▸ Exercise goal:
Repeat the whole listing exactly as written.

▸ Records supplied:
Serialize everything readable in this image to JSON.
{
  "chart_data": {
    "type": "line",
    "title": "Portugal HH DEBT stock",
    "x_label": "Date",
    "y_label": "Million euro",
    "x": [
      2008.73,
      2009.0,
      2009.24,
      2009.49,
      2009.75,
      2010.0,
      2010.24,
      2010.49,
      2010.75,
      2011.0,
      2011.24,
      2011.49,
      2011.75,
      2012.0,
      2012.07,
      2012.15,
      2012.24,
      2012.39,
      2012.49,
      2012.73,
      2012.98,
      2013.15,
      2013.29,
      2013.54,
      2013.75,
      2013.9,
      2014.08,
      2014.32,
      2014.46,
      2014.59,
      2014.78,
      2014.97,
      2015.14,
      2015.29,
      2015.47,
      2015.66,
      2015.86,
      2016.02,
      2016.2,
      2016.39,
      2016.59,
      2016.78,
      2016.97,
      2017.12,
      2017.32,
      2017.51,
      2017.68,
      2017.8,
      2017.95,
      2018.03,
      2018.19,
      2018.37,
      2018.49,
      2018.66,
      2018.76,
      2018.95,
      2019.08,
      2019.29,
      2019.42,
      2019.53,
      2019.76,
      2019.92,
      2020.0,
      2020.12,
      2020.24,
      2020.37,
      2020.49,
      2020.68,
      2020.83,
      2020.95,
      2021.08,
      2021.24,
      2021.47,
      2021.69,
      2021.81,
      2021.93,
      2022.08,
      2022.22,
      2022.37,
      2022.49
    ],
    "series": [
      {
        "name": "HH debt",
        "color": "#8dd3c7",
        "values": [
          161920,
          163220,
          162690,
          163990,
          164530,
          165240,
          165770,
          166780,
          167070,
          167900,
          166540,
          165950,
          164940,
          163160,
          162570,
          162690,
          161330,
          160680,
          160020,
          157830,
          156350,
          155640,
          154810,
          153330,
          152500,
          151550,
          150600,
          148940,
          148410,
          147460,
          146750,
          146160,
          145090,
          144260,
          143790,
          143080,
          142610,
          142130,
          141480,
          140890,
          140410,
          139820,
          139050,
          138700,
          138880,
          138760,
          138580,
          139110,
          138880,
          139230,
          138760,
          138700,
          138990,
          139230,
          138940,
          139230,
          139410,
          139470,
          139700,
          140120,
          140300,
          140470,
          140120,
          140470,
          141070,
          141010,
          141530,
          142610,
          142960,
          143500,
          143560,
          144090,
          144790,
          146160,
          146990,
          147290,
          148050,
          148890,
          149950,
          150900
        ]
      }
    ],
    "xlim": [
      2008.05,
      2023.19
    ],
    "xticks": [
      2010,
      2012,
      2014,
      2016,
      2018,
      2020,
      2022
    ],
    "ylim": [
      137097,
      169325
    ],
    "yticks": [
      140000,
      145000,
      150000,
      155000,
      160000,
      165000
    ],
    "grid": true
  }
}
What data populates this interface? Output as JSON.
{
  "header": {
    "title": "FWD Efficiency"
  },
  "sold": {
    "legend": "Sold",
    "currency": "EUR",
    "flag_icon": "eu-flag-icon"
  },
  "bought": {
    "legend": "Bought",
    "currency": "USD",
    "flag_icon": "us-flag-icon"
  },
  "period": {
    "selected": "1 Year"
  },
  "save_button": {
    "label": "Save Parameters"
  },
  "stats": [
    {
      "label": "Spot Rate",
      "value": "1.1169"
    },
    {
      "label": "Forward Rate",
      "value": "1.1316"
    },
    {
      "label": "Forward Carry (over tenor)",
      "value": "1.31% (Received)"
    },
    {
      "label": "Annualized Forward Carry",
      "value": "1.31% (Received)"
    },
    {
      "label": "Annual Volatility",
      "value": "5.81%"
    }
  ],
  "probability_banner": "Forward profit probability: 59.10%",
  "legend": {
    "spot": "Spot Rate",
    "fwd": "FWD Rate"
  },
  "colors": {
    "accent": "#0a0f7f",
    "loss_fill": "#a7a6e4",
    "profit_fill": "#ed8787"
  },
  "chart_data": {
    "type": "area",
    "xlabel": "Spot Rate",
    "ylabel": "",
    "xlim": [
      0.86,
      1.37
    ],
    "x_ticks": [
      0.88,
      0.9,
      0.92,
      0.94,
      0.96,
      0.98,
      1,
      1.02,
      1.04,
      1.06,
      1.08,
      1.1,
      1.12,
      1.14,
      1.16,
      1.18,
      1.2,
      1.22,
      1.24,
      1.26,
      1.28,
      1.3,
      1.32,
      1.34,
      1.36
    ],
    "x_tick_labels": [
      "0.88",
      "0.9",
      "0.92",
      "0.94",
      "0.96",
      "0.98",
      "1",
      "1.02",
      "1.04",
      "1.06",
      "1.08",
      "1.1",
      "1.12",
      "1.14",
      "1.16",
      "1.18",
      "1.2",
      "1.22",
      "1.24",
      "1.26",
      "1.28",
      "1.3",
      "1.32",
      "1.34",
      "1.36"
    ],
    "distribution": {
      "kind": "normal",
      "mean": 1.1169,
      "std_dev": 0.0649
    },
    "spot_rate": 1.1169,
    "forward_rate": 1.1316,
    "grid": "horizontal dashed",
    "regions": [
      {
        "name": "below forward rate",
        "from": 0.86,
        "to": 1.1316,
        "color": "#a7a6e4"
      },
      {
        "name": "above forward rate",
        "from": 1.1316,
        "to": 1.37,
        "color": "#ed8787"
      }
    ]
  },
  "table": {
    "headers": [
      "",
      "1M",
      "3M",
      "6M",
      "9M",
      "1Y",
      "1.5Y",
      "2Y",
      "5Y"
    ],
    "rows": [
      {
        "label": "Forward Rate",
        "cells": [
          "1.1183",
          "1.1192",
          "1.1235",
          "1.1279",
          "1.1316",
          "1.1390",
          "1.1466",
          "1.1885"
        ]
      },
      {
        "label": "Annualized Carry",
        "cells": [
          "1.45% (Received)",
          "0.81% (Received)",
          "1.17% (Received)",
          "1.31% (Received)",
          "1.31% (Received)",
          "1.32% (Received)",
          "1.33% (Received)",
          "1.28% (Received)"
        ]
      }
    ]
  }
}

▸ Solution for this task:
Serialize everything readable in this image to JSON.
{
  "chart_data": {
    "type": "line",
    "title": "Portugal HH DEBT stock",
    "x_label": "Date",
    "y_label": "Million euro",
    "x": [
      2008.73,
      2009.0,
      2009.24,
      2009.49,
      2009.75,
      2010.0,
      2010.24,
      2010.49,
      2010.75,
      2011.0,
      2011.24,
      2011.49,
      2011.75,
      2012.0,
      2012.07,
      2012.15,
      2012.24,
      2012.39,
      2012.49,
      2012.73,
      2012.98,
      2013.15,
      2013.29,
      2013.54,
      2013.75,
      2013.9,
      2014.08,
      2014.32,
      2014.46,
      2014.59,
      2014.78,
      2014.97,
      2015.14,
      2015.29,
      2015.47,
      2015.66,
      2015.86,
      2016.02,
      2016.2,
      2016.39,
      2016.59,
      2016.78,
      2016.97,
      2017.12,
      2017.32,
      2017.51,
      2017.68,
      2017.8,
      2017.95,
      2018.03,
      2018.19,
      2018.37,
      2018.49,
      2018.66,
      2018.76,
      2018.95,
      2019.08,
      2019.29,
      2019.42,
      2019.53,
      2019.76,
      2019.92,
      2020.0,
      2020.12,
      2020.24,
      2020.37,
      2020.49,
      2020.68,
      2020.83,
      2020.95,
      2021.08,
      2021.24,
      2021.47,
      2021.69,
      2021.81,
      2021.93,
      2022.08,
      2022.22,
      2022.37,
      2022.49
    ],
    "series": [
      {
        "name": "HH debt",
        "color": "#8dd3c7",
        "values": [
          161920,
          163220,
          162690,
          163990,
          164530,
          165240,
          165770,
          166780,
          167070,
          167900,
          166540,
          165950,
          164940,
          163160,
          162570,
          162690,
          161330,
          160680,
          160020,
          157830,
          156350,
          155640,
          154810,
          153330,
          152500,
          151550,
          150600,
          148940,
          148410,
          147460,
          146750,
          146160,
          145090,
          144260,
          143790,
          143080,
          142610,
          142130,
          141480,
          140890,
          140410,
          139820,
          139050,
          138700,
          138880,
          138760,
          138580,
          139110,
          138880,
          139230,
          138760,
          138700,
          138990,
          139230,
          138940,
          139230,
          139410,
          139470,
          139700,
          140120,
          140300,
          140470,
          140120,
          140470,
          141070,
          141010,
          141530,
          142610,
          142960,
          143500,
          143560,
          144090,
          144790,
          146160,
          146990,
          147290,
          148050,
          148890,
          149950,
          150900
        ]
      }
    ],
    "xlim": [
      2008.05,
      2023.19
    ],
    "xticks": [
      2010,
      2012,
      2014,
      2016,
      2018,
      2020,
      2022
    ],
    "ylim": [
      137097,
      169325
    ],
    "yticks": [
      140000,
      145000,
      150000,
      155000,
      160000,
      165000
    ],
    "grid": true
  }
}
What data populates this interface? Output as JSON.
{
  "header": {
    "title": "FWD Efficiency"
  },
  "sold": {
    "legend": "Sold",
    "currency": "EUR",
    "flag_icon": "eu-flag-icon"
  },
  "bought": {
    "legend": "Bought",
    "currency": "USD",
    "flag_icon": "us-flag-icon"
  },
  "period": {
    "selected": "1 Year"
  },
  "save_button": {
    "label": "Save Parameters"
  },
  "stats": [
    {
      "label": "Spot Rate",
      "value": "1.1169"
    },
    {
      "label": "Forward Rate",
      "value": "1.1316"
    },
    {
      "label": "Forward Carry (over tenor)",
      "value": "1.31% (Received)"
    },
    {
      "label": "Annualized Forward Carry",
      "value": "1.31% (Received)"
    },
    {
      "label": "Annual Volatility",
      "value": "5.81%"
    }
  ],
  "probability_banner": "Forward profit probability: 59.10%",
  "legend": {
    "spot": "Spot Rate",
    "fwd": "FWD Rate"
  },
  "colors": {
    "accent": "#0a0f7f",
    "loss_fill": "#a7a6e4",
    "profit_fill": "#ed8787"
  },
  "chart_data": {
    "type": "area",
    "xlabel": "Spot Rate",
    "ylabel": "",
    "xlim": [
      0.86,
      1.37
    ],
    "x_ticks": [
      0.88,
      0.9,
      0.92,
      0.94,
      0.96,
      0.98,
      1,
      1.02,
      1.04,
      1.06,
      1.08,
      1.1,
      1.12,
      1.14,
      1.16,
      1.18,
      1.2,
      1.22,
      1.24,
      1.26,
      1.28,
      1.3,
      1.32,
      1.34,
      1.36
    ],
    "x_tick_labels": [
      "0.88",
      "0.9",
      "0.92",
      "0.94",
      "0.96",
      "0.98",
      "1",
      "1.02",
      "1.04",
      "1.06",
      "1.08",
      "1.1",
      "1.12",
      "1.14",
      "1.16",
      "1.18",
      "1.2",
      "1.22",
      "1.24",
      "1.26",
      "1.28",
      "1.3",
      "1.32",
      "1.34",
      "1.36"
    ],
    "distribution": {
      "kind": "normal",
      "mean": 1.1169,
      "std_dev": 0.0649
    },
    "spot_rate": 1.1169,
    "forward_rate": 1.1316,
    "grid": "horizontal dashed",
    "regions": [
      {
        "name": "below forward rate",
        "from": 0.86,
        "to": 1.1316,
        "color": "#a7a6e4"
      },
      {
        "name": "above forward rate",
        "from": 1.1316,
        "to": 1.37,
        "color": "#ed8787"
      }
    ]
  },
  "table": {
    "headers": [
      "",
      "1M",
      "3M",
      "6M",
      "9M",
      "1Y",
      "1.5Y",
      "2Y",
      "5Y"
    ],
    "rows": [
      {
        "label": "Forward Rate",
        "cells": [
          "1.1183",
          "1.1192",
          "1.1235",
          "1.1279",
          "1.1316",
          "1.1390",
          "1.1466",
          "1.1885"
        ]
      },
      {
        "label": "Annualized Carry",
        "cells": [
          "1.45% (Received)",
          "0.81% (Received)",
          "1.17% (Received)",
          "1.31% (Received)",
          "1.31% (Received)",
          "1.32% (Received)",
          "1.33% (Received)",
          "1.28% (Received)"
        ]
      }
    ]
  }
}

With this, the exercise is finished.